§ **PROBLEM STATEMENT**: A faithful transcription of all the data is required.

§ **STORED DATA**:
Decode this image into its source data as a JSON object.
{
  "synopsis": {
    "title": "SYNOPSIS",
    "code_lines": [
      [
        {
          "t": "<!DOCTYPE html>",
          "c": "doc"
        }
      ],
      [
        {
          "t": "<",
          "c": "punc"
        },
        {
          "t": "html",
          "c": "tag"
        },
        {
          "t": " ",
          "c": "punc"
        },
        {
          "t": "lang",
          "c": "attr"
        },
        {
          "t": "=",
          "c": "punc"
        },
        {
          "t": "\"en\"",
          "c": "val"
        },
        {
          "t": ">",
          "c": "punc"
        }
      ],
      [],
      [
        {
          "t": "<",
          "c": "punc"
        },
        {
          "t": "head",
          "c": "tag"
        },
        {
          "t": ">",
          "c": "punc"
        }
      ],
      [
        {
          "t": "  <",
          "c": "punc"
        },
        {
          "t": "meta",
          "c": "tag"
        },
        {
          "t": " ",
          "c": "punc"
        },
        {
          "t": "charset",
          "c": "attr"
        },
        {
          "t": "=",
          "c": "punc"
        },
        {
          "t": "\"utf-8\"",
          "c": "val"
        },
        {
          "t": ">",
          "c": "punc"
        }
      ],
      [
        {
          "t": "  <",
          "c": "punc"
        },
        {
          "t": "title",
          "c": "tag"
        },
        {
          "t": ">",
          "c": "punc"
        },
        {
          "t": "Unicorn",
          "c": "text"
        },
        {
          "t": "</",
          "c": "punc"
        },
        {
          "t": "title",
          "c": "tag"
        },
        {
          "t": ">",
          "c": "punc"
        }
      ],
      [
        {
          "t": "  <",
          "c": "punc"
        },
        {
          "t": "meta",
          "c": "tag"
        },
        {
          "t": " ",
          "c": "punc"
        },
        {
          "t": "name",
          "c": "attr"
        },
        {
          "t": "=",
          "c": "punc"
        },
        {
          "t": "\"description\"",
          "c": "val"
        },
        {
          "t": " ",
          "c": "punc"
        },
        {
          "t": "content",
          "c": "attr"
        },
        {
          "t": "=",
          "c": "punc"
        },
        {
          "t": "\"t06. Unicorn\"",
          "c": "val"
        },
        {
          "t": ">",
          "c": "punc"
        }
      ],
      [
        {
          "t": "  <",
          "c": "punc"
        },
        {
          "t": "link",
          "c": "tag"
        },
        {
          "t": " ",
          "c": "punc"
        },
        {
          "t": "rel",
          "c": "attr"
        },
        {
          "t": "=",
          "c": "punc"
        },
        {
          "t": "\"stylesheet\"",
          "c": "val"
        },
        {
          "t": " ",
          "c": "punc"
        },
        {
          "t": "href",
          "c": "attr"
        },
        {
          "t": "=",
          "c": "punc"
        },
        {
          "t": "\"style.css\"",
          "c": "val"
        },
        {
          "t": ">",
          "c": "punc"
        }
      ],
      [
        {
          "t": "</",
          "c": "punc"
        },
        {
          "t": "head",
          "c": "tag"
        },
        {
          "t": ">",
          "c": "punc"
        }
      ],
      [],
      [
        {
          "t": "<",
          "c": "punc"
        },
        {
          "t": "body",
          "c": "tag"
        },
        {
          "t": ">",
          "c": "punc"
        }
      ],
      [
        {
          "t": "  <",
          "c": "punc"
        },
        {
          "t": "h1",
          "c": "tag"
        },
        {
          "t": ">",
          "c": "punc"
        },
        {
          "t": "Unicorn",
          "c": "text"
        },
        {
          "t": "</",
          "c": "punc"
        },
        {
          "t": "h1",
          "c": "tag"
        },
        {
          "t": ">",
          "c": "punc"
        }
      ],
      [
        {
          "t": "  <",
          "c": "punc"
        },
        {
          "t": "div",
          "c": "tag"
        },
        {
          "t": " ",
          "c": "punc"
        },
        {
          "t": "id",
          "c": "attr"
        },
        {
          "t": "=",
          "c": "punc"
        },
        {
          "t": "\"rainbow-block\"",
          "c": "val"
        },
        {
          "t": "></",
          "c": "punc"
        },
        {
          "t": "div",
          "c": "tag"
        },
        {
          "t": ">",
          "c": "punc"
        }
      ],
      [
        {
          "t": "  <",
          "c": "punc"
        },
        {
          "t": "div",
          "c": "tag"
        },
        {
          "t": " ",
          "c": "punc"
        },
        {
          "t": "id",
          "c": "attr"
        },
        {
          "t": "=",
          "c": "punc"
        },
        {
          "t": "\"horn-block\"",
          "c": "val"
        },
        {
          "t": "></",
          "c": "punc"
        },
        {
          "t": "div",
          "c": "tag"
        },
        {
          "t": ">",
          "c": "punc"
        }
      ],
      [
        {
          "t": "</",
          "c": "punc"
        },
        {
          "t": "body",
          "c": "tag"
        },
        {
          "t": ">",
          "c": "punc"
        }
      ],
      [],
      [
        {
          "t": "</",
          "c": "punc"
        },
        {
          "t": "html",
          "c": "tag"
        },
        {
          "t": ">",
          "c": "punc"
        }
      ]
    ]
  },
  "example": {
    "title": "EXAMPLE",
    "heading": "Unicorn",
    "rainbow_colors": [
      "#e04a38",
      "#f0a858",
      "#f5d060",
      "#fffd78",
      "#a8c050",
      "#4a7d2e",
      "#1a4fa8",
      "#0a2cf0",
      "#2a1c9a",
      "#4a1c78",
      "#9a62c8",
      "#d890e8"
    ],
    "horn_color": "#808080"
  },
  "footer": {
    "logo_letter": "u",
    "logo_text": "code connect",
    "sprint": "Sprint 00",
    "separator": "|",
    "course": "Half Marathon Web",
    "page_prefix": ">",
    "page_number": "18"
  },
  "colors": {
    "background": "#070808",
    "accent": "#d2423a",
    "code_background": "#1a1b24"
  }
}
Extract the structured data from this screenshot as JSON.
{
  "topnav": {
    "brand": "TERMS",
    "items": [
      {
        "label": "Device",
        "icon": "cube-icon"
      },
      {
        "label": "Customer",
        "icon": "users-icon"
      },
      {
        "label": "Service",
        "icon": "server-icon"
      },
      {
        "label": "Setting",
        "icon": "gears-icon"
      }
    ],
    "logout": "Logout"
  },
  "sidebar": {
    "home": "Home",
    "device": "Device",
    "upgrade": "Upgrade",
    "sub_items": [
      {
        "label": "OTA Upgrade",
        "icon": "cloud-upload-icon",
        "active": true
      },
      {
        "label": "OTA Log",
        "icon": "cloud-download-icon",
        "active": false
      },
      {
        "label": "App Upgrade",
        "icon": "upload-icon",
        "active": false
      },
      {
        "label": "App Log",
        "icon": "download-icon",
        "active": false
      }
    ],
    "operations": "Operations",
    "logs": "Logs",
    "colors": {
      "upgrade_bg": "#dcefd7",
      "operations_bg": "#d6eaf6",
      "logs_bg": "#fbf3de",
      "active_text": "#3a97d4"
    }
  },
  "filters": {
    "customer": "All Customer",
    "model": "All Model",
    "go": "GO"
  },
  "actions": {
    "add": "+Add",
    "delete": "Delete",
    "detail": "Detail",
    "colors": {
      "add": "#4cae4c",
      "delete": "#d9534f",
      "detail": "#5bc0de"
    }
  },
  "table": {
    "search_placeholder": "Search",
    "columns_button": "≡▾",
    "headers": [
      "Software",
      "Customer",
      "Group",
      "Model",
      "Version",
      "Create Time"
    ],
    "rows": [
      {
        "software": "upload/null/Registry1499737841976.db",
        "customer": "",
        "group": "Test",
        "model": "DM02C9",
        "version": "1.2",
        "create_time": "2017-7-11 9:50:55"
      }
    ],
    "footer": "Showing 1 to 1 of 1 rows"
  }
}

§ **RESULT OF THE TASK**:
Decode this image into its source data as a JSON object.
{
  "synopsis": {
    "title": "SYNOPSIS",
    "code_lines": [
      [
        {
          "t": "<!DOCTYPE html>",
          "c": "doc"
        }
      ],
      [
        {
          "t": "<",
          "c": "punc"
        },
        {
          "t": "html",
          "c": "tag"
        },
        {
          "t": " ",
          "c": "punc"
        },
        {
          "t": "lang",
          "c": "attr"
        },
        {
          "t": "=",
          "c": "punc"
        },
        {
          "t": "\"en\"",
          "c": "val"
        },
        {
          "t": ">",
          "c": "punc"
        }
      ],
      [],
      [
        {
          "t": "<",
          "c": "punc"
        },
        {
          "t": "head",
          "c": "tag"
        },
        {
          "t": ">",
          "c": "punc"
        }
      ],
      [
        {
          "t": "  <",
          "c": "punc"
        },
        {
          "t": "meta",
          "c": "tag"
        },
        {
          "t": " ",
          "c": "punc"
        },
        {
          "t": "charset",
          "c": "attr"
        },
        {
          "t": "=",
          "c": "punc"
        },
        {
          "t": "\"utf-8\"",
          "c": "val"
        },
        {
          "t": ">",
          "c": "punc"
        }
      ],
      [
        {
          "t": "  <",
          "c": "punc"
        },
        {
          "t": "title",
          "c": "tag"
        },
        {
          "t": ">",
          "c": "punc"
        },
        {
          "t": "Unicorn",
          "c": "text"
        },
        {
          "t": "</",
          "c": "punc"
        },
        {
          "t": "title",
          "c": "tag"
        },
        {
          "t": ">",
          "c": "punc"
        }
      ],
      [
        {
          "t": "  <",
          "c": "punc"
        },
        {
          "t": "meta",
          "c": "tag"
        },
        {
          "t": " ",
          "c": "punc"
        },
        {
          "t": "name",
          "c": "attr"
        },
        {
          "t": "=",
          "c": "punc"
        },
        {
          "t": "\"description\"",
          "c": "val"
        },
        {
          "t": " ",
          "c": "punc"
        },
        {
          "t": "content",
          "c": "attr"
        },
        {
          "t": "=",
          "c": "punc"
        },
        {
          "t": "\"t06. Unicorn\"",
          "c": "val"
        },
        {
          "t": ">",
          "c": "punc"
        }
      ],
      [
        {
          "t": "  <",
          "c": "punc"
        },
        {
          "t": "link",
          "c": "tag"
        },
        {
          "t": " ",
          "c": "punc"
        },
        {
          "t": "rel",
          "c": "attr"
        },
        {
          "t": "=",
          "c": "punc"
        },
        {
          "t": "\"stylesheet\"",
          "c": "val"
        },
        {
          "t": " ",
          "c": "punc"
        },
        {
          "t": "href",
          "c": "attr"
        },
        {
          "t": "=",
          "c": "punc"
        },
        {
          "t": "\"style.css\"",
          "c": "val"
        },
        {
          "t": ">",
          "c": "punc"
        }
      ],
      [
        {
          "t": "</",
          "c": "punc"
        },
        {
          "t": "head",
          "c": "tag"
        },
        {
          "t": ">",
          "c": "punc"
        }
      ],
      [],
      [
        {
          "t": "<",
          "c": "punc"
        },
        {
          "t": "body",
          "c": "tag"
        },
        {
          "t": ">",
          "c": "punc"
        }
      ],
      [
        {
          "t": "  <",
          "c": "punc"
        },
        {
          "t": "h1",
          "c": "tag"
        },
        {
          "t": ">",
          "c": "punc"
        },
        {
          "t": "Unicorn",
          "c": "text"
        },
        {
          "t": "</",
          "c": "punc"
        },
        {
          "t": "h1",
          "c": "tag"
        },
        {
          "t": ">",
          "c": "punc"
        }
      ],
      [
        {
          "t": "  <",
          "c": "punc"
        },
        {
          "t": "div",
          "c": "tag"
        },
        {
          "t": " ",
          "c": "punc"
        },
        {
          "t": "id",
          "c": "attr"
        },
        {
          "t": "=",
          "c": "punc"
        },
        {
          "t": "\"rainbow-block\"",
          "c": "val"
        },
        {
          "t": "></",
          "c": "punc"
        },
        {
          "t": "div",
          "c": "tag"
        },
        {
          "t": ">",
          "c": "punc"
        }
      ],
      [
        {
          "t": "  <",
          "c": "punc"
        },
        {
          "t": "div",
          "c": "tag"
        },
        {
          "t": " ",
          "c": "punc"
        },
        {
          "t": "id",
          "c": "attr"
        },
        {
          "t": "=",
          "c": "punc"
        },
        {
          "t": "\"horn-block\"",
          "c": "val"
        },
        {
          "t": "></",
          "c": "punc"
        },
        {
          "t": "div",
          "c": "tag"
        },
        {
          "t": ">",
          "c": "punc"
        }
      ],
      [
        {
          "t": "</",
          "c": "punc"
        },
        {
          "t": "body",
          "c": "tag"
        },
        {
          "t": ">",
          "c": "punc"
        }
      ],
      [],
      [
        {
          "t": "</",
          "c": "punc"
        },
        {
          "t": "html",
          "c": "tag"
        },
        {
          "t": ">",
          "c": "punc"
        }
      ]
    ]
  },
  "example": {
    "title": "EXAMPLE",
    "heading": "Unicorn",
    "rainbow_colors": [
      "#e04a38",
      "#f0a858",
      "#f5d060",
      "#fffd78",
      "#a8c050",
      "#4a7d2e",
      "#1a4fa8",
      "#0a2cf0",
      "#2a1c9a",
      "#4a1c78",
      "#9a62c8",
      "#d890e8"
    ],
    "horn_color": "#808080"
  },
  "footer": {
    "logo_letter": "u",
    "logo_text": "code connect",
    "sprint": "Sprint 00",
    "separator": "|",
    "course": "Half Marathon Web",
    "page_prefix": ">",
    "page_number": "18"
  },
  "colors": {
    "background": "#070808",
    "accent": "#d2423a",
    "code_background": "#1a1b24"
  }
}
Extract the structured data from this screenshot as JSON.
{
  "topnav": {
    "brand": "TERMS",
    "items": [
      {
        "label": "Device",
        "icon": "cube-icon"
      },
      {
        "label": "Customer",
        "icon": "users-icon"
      },
      {
        "label": "Service",
        "icon": "server-icon"
      },
      {
        "label": "Setting",
        "icon": "gears-icon"
      }
    ],
    "logout": "Logout"
  },
  "sidebar": {
    "home": "Home",
    "device": "Device",
    "upgrade": "Upgrade",
    "sub_items": [
      {
        "label": "OTA Upgrade",
        "icon": "cloud-upload-icon",
        "active": true
      },
      {
        "label": "OTA Log",
        "icon": "cloud-download-icon",
        "active": false
      },
      {
        "label": "App Upgrade",
        "icon": "upload-icon",
        "active": false
      },
      {
        "label": "App Log",
        "icon": "download-icon",
        "active": false
      }
    ],
    "operations": "Operations",
    "logs": "Logs",
    "colors": {
      "upgrade_bg": "#dcefd7",
      "operations_bg": "#d6eaf6",
      "logs_bg": "#fbf3de",
      "active_text": "#3a97d4"
    }
  },
  "filters": {
    "customer": "All Customer",
    "model": "All Model",
    "go": "GO"
  },
  "actions": {
    "add": "+Add",
    "delete": "Delete",
    "detail": "Detail",
    "colors": {
      "add": "#4cae4c",
      "delete": "#d9534f",
      "detail": "#5bc0de"
    }
  },
  "table": {
    "search_placeholder": "Search",
    "columns_button": "≡▾",
    "headers": [
      "Software",
      "Customer",
      "Group",
      "Model",
      "Version",
      "Create Time"
    ],
    "rows": [
      {
        "software": "upload/null/Registry1499737841976.db",
        "customer": "",
        "group": "Test",
        "model": "DM02C9",
        "version": "1.2",
        "create_time": "2017-7-11 9:50:55"
      }
    ],
    "footer": "Showing 1 to 1 of 1 rows"
  }
}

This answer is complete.